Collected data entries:

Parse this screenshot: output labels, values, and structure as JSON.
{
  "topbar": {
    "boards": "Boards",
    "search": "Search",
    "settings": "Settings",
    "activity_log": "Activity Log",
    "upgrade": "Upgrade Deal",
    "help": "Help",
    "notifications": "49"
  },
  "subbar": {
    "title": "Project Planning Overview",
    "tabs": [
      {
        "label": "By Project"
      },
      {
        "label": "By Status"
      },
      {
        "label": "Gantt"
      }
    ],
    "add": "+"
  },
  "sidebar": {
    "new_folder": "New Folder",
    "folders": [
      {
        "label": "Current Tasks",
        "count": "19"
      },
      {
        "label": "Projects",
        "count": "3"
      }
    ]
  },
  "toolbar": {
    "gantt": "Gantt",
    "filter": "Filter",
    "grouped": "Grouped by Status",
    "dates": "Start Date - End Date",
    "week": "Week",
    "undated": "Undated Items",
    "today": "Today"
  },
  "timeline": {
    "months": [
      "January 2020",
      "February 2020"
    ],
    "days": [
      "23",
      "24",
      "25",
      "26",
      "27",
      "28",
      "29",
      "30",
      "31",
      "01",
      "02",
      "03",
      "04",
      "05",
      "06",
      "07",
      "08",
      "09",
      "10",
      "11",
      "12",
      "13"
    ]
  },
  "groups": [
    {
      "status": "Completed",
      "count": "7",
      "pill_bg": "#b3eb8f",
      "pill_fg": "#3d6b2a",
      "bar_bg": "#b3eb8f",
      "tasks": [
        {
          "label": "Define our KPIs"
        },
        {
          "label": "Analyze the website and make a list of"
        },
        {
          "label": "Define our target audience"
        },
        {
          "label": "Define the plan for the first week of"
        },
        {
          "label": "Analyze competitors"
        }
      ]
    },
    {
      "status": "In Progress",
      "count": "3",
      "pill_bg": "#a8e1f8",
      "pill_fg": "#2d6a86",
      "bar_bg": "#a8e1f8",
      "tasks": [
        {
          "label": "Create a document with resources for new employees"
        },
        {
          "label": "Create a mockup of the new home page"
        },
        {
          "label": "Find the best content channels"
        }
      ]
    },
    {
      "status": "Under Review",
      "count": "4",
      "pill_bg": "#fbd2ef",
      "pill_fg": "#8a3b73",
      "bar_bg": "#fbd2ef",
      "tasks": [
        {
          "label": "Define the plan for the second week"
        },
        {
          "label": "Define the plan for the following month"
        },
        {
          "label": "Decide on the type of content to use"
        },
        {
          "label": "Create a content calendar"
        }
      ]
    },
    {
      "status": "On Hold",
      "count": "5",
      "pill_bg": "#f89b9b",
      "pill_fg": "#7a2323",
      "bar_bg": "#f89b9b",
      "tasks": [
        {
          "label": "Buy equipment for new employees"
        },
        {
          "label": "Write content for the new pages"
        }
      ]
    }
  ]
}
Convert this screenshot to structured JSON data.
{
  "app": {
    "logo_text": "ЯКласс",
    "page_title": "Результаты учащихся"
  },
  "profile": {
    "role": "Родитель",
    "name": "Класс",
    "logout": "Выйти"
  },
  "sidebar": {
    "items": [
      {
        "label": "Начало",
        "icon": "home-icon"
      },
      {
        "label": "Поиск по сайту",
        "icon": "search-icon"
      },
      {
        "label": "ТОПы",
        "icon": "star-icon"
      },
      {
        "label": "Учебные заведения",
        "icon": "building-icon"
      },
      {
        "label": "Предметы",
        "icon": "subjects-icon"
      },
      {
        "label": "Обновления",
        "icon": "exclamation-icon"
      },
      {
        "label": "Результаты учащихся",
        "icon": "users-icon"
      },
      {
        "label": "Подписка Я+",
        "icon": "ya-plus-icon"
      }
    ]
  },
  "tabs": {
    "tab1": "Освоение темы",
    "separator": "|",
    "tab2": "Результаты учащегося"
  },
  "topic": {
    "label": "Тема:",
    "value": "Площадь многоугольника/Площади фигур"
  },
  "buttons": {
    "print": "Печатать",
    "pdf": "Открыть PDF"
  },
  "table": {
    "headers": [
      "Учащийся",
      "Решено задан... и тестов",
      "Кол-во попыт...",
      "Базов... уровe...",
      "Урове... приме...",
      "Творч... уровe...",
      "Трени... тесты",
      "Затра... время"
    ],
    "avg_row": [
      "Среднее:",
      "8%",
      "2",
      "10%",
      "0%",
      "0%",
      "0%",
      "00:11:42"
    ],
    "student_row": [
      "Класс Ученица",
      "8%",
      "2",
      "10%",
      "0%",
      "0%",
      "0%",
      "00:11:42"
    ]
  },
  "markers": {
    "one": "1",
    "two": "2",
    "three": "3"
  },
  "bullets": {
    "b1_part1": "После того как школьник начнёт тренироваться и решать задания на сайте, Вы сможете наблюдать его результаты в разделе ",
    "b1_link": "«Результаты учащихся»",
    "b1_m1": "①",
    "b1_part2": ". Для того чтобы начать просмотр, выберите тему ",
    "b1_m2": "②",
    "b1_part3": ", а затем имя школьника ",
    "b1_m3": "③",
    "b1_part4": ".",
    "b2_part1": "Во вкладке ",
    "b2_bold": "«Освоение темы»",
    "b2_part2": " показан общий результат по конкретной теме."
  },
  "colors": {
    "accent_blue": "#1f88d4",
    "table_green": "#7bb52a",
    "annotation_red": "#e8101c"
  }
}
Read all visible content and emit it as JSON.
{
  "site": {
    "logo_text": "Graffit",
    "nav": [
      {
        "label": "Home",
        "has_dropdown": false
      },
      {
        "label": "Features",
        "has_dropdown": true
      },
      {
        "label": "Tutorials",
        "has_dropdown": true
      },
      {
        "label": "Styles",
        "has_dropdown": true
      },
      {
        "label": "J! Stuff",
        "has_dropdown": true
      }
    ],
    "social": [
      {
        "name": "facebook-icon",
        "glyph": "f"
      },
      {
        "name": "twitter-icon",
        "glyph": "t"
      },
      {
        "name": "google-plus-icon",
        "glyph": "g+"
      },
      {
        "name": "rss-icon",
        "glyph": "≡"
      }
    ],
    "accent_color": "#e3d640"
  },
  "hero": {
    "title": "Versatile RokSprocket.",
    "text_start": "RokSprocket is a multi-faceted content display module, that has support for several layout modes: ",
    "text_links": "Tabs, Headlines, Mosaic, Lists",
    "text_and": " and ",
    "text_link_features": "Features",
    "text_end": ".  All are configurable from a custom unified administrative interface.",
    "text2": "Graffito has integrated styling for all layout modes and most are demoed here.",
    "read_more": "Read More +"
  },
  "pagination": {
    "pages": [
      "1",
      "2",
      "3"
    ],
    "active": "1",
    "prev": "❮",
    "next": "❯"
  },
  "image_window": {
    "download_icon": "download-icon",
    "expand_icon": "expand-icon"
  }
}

Work to do:
Go through the material above and copy each line that has the word "JSON".

The output:
Parse this screenshot: output labels, values, and structure as JSON.
Convert this screenshot to structured JSON data.
Read all visible content and emit it as JSON.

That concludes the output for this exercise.